Problem to solve. Return a copy of each line that holds the string "California".

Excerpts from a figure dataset

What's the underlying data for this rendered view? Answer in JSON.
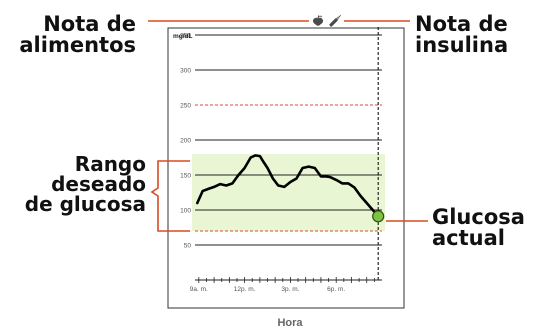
{
  "callouts": {
    "food_note": {
      "line1": "Nota de",
      "line2": "alimentos"
    },
    "insulin_note": {
      "line1": "Nota de",
      "line2": "insulina"
    },
    "target_range": {
      "line1": "Rango",
      "line2": "deseado",
      "line3": "de glucosa"
    },
    "current_glucose": {
      "line1": "Glucosa",
      "line2": "actual"
    }
  },
  "icons": {
    "food": "apple-icon",
    "insulin": "insulin-pen-icon"
  },
  "colors": {
    "glucose_line": "#000000",
    "target_band": "#e8f6d3",
    "limit_lines": "#e04b3a",
    "callout_lines": "#d94b1f",
    "current_marker": "#7dc242",
    "frame": "#333333"
  },
  "chart_data": {
    "type": "line",
    "y_unit_label": "mg/dL",
    "xlabel": "Hora",
    "ylim": [
      0,
      360
    ],
    "yticks": [
      50,
      100,
      150,
      200,
      250,
      300,
      350
    ],
    "ytick_labels": [
      "50",
      "100",
      "150",
      "200",
      "250",
      "300",
      "350"
    ],
    "xlim": [
      8.75,
      21.0
    ],
    "xticks": [
      9,
      12,
      15,
      18
    ],
    "xtick_labels": [
      "9a. m.",
      "12p. m.",
      "3p. m.",
      "6p. m."
    ],
    "target_range": [
      70,
      180
    ],
    "limit_lines": [
      70,
      250
    ],
    "current_time": 20.75,
    "series": [
      {
        "x": [
          8.9,
          9.25,
          9.6,
          10.0,
          10.4,
          10.8,
          11.2,
          11.6,
          12.0,
          12.4,
          12.7,
          13.0,
          13.2,
          13.5,
          13.85,
          14.2,
          14.6,
          15.0,
          15.4,
          15.8,
          16.2,
          16.6,
          17.0,
          17.3,
          17.6,
          18.0,
          18.4,
          18.8,
          19.2,
          19.6,
          20.0,
          20.4,
          20.75
        ],
        "y": [
          110,
          127,
          130,
          133,
          137,
          135,
          138,
          150,
          160,
          175,
          178,
          177,
          170,
          160,
          145,
          135,
          133,
          140,
          145,
          160,
          162,
          160,
          148,
          148,
          147,
          143,
          138,
          138,
          132,
          120,
          110,
          100,
          91
        ]
      }
    ]
  }
}
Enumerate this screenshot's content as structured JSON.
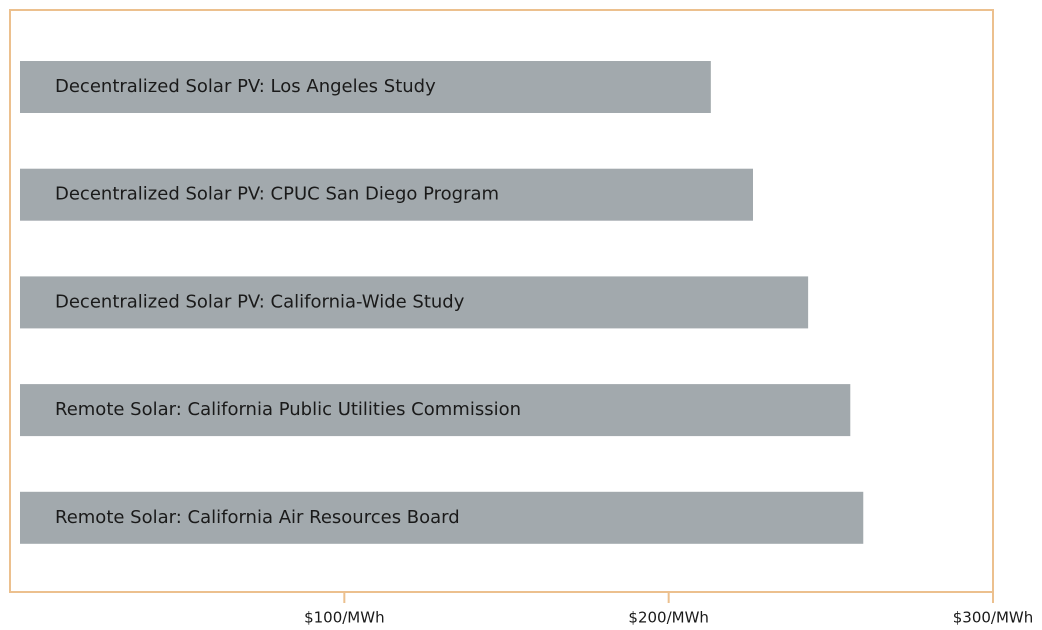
{
  "chart_data": {
    "type": "hbar",
    "categories": [
      "Decentralized Solar PV: Los Angeles Study",
      "Decentralized Solar PV: CPUC San Diego Program",
      "Decentralized Solar PV: California-Wide Study",
      "Remote Solar: California Public Utilities Commission",
      "Remote Solar: California Air Resources Board"
    ],
    "values": [
      213,
      226,
      243,
      256,
      260
    ],
    "color": "#a2a9ad",
    "xlim": [
      0,
      300
    ],
    "xticks": [
      {
        "value": 100,
        "label": "$100/MWh"
      },
      {
        "value": 200,
        "label": "$200/MWh"
      },
      {
        "value": 300,
        "label": "$300/MWh"
      }
    ]
  }
}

Response to this exercise.
      "Decentralized Solar PV: California-Wide Study",
      "Remote Solar: California Public Utilities Commission",
      "Remote Solar: California Air Resources Board"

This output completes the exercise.